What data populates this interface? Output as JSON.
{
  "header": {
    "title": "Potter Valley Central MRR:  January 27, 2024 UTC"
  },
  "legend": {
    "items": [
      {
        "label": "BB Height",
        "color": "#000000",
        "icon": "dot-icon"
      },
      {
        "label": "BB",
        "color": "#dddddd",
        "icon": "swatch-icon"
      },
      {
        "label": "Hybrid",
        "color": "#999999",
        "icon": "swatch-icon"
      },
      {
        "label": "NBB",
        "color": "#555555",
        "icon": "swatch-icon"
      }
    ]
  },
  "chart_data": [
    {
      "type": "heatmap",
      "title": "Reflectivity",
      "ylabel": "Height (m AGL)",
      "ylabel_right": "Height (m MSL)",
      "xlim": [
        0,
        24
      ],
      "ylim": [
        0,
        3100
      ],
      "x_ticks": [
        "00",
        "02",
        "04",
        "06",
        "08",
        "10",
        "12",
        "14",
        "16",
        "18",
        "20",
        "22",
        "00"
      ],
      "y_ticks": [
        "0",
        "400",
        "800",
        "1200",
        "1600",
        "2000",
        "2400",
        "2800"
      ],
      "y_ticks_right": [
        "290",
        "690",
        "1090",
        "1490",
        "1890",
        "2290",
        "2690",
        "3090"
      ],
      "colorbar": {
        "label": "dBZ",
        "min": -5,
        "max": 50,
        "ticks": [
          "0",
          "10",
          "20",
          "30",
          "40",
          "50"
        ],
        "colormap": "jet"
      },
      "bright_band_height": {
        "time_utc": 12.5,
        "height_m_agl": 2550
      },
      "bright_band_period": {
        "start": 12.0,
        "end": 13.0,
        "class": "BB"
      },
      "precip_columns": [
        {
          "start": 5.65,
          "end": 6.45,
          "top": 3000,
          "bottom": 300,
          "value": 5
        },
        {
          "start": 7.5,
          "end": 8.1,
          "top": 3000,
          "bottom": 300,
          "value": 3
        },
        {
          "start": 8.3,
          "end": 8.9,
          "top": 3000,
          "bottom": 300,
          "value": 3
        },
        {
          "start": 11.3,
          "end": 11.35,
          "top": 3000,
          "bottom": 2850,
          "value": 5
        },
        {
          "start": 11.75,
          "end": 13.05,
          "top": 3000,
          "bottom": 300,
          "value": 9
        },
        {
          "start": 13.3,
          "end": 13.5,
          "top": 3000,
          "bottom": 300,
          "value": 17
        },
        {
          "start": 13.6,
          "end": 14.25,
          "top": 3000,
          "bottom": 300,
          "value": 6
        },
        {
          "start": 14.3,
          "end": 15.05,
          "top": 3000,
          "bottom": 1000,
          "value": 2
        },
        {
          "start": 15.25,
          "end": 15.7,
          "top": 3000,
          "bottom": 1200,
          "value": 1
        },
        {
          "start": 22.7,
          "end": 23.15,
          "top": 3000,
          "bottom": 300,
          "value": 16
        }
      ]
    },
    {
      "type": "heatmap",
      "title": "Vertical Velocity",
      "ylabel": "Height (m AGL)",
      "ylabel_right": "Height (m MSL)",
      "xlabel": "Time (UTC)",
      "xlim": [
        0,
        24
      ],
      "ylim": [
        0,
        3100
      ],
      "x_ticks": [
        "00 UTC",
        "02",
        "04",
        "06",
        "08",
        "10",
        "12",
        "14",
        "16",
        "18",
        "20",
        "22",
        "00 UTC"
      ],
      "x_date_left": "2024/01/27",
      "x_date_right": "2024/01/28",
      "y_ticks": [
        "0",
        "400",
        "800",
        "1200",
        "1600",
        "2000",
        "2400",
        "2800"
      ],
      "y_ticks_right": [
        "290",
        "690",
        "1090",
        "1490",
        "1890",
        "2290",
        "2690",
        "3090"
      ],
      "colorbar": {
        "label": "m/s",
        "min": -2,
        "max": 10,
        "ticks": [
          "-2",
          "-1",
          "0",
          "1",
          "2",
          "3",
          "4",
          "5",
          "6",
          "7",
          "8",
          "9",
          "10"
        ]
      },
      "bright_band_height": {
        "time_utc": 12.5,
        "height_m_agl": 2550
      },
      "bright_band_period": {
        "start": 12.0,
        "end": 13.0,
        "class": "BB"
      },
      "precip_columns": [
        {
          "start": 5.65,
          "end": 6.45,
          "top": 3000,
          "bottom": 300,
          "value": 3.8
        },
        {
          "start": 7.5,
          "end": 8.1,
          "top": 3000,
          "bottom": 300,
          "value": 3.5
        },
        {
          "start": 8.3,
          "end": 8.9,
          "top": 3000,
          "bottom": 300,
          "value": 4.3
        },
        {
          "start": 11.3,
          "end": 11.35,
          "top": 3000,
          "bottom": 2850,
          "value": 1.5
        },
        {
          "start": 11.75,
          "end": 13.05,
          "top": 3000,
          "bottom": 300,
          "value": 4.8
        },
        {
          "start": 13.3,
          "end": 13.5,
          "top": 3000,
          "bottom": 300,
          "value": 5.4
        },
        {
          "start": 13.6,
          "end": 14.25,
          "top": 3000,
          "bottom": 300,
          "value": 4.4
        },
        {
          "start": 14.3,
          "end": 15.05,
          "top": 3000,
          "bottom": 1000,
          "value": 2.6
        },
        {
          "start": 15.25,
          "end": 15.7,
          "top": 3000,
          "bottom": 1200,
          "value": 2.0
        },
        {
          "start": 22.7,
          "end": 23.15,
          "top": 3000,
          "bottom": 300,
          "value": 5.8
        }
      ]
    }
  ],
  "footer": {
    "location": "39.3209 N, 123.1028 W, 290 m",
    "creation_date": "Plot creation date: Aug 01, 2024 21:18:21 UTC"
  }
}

-=-=-

### Problem statement
The full set of records should be duplicated exactly.

### Response to the exercise
What data populates this interface? Output as JSON.
{
  "header": {
    "title": "Potter Valley Central MRR:  January 27, 2024 UTC"
  },
  "legend": {
    "items": [
      {
        "label": "BB Height",
        "color": "#000000",
        "icon": "dot-icon"
      },
      {
        "label": "BB",
        "color": "#dddddd",
        "icon": "swatch-icon"
      },
      {
        "label": "Hybrid",
        "color": "#999999",
        "icon": "swatch-icon"
      },
      {
        "label": "NBB",
        "color": "#555555",
        "icon": "swatch-icon"
      }
    ]
  },
  "chart_data": [
    {
      "type": "heatmap",
      "title": "Reflectivity",
      "ylabel": "Height (m AGL)",
      "ylabel_right": "Height (m MSL)",
      "xlim": [
        0,
        24
      ],
      "ylim": [
        0,
        3100
      ],
      "x_ticks": [
        "00",
        "02",
        "04",
        "06",
        "08",
        "10",
        "12",
        "14",
        "16",
        "18",
        "20",
        "22",
        "00"
      ],
      "y_ticks": [
        "0",
        "400",
        "800",
        "1200",
        "1600",
        "2000",
        "2400",
        "2800"
      ],
      "y_ticks_right": [
        "290",
        "690",
        "1090",
        "1490",
        "1890",
        "2290",
        "2690",
        "3090"
      ],
      "colorbar": {
        "label": "dBZ",
        "min": -5,
        "max": 50,
        "ticks": [
          "0",
          "10",
          "20",
          "30",
          "40",
          "50"
        ],
        "colormap": "jet"
      },
      "bright_band_height": {
        "time_utc": 12.5,
        "height_m_agl": 2550
      },
      "bright_band_period": {
        "start": 12.0,
        "end": 13.0,
        "class": "BB"
      },
      "precip_columns": [
        {
          "start": 5.65,
          "end": 6.45,
          "top": 3000,
          "bottom": 300,
          "value": 5
        },
        {
          "start": 7.5,
          "end": 8.1,
          "top": 3000,
          "bottom": 300,
          "value": 3
        },
        {
          "start": 8.3,
          "end": 8.9,
          "top": 3000,
          "bottom": 300,
          "value": 3
        },
        {
          "start": 11.3,
          "end": 11.35,
          "top": 3000,
          "bottom": 2850,
          "value": 5
        },
        {
          "start": 11.75,
          "end": 13.05,
          "top": 3000,
          "bottom": 300,
          "value": 9
        },
        {
          "start": 13.3,
          "end": 13.5,
          "top": 3000,
          "bottom": 300,
          "value": 17
        },
        {
          "start": 13.6,
          "end": 14.25,
          "top": 3000,
          "bottom": 300,
          "value": 6
        },
        {
          "start": 14.3,
          "end": 15.05,
          "top": 3000,
          "bottom": 1000,
          "value": 2
        },
        {
          "start": 15.25,
          "end": 15.7,
          "top": 3000,
          "bottom": 1200,
          "value": 1
        },
        {
          "start": 22.7,
          "end": 23.15,
          "top": 3000,
          "bottom": 300,
          "value": 16
        }
      ]
    },
    {
      "type": "heatmap",
      "title": "Vertical Velocity",
      "ylabel": "Height (m AGL)",
      "ylabel_right": "Height (m MSL)",
      "xlabel": "Time (UTC)",
      "xlim": [
        0,
        24
      ],
      "ylim": [
        0,
        3100
      ],
      "x_ticks": [
        "00 UTC",
        "02",
        "04",
        "06",
        "08",
        "10",
        "12",
        "14",
        "16",
        "18",
        "20",
        "22",
        "00 UTC"
      ],
      "x_date_left": "2024/01/27",
      "x_date_right": "2024/01/28",
      "y_ticks": [
        "0",
        "400",
        "800",
        "1200",
        "1600",
        "2000",
        "2400",
        "2800"
      ],
      "y_ticks_right": [
        "290",
        "690",
        "1090",
        "1490",
        "1890",
        "2290",
        "2690",
        "3090"
      ],
      "colorbar": {
        "label": "m/s",
        "min": -2,
        "max": 10,
        "ticks": [
          "-2",
          "-1",
          "0",
          "1",
          "2",
          "3",
          "4",
          "5",
          "6",
          "7",
          "8",
          "9",
          "10"
        ]
      },
      "bright_band_height": {
        "time_utc": 12.5,
        "height_m_agl": 2550
      },
      "bright_band_period": {
        "start": 12.0,
        "end": 13.0,
        "class": "BB"
      },
      "precip_columns": [
        {
          "start": 5.65,
          "end": 6.45,
          "top": 3000,
          "bottom": 300,
          "value": 3.8
        },
        {
          "start": 7.5,
          "end": 8.1,
          "top": 3000,
          "bottom": 300,
          "value": 3.5
        },
        {
          "start": 8.3,
          "end": 8.9,
          "top": 3000,
          "bottom": 300,
          "value": 4.3
        },
        {
          "start": 11.3,
          "end": 11.35,
          "top": 3000,
          "bottom": 2850,
          "value": 1.5
        },
        {
          "start": 11.75,
          "end": 13.05,
          "top": 3000,
          "bottom": 300,
          "value": 4.8
        },
        {
          "start": 13.3,
          "end": 13.5,
          "top": 3000,
          "bottom": 300,
          "value": 5.4
        },
        {
          "start": 13.6,
          "end": 14.25,
          "top": 3000,
          "bottom": 300,
          "value": 4.4
        },
        {
          "start": 14.3,
          "end": 15.05,
          "top": 3000,
          "bottom": 1000,
          "value": 2.6
        },
        {
          "start": 15.25,
          "end": 15.7,
          "top": 3000,
          "bottom": 1200,
          "value": 2.0
        },
        {
          "start": 22.7,
          "end": 23.15,
          "top": 3000,
          "bottom": 300,
          "value": 5.8
        }
      ]
    }
  ],
  "footer": {
    "location": "39.3209 N, 123.1028 W, 290 m",
    "creation_date": "Plot creation date: Aug 01, 2024 21:18:21 UTC"
  }
}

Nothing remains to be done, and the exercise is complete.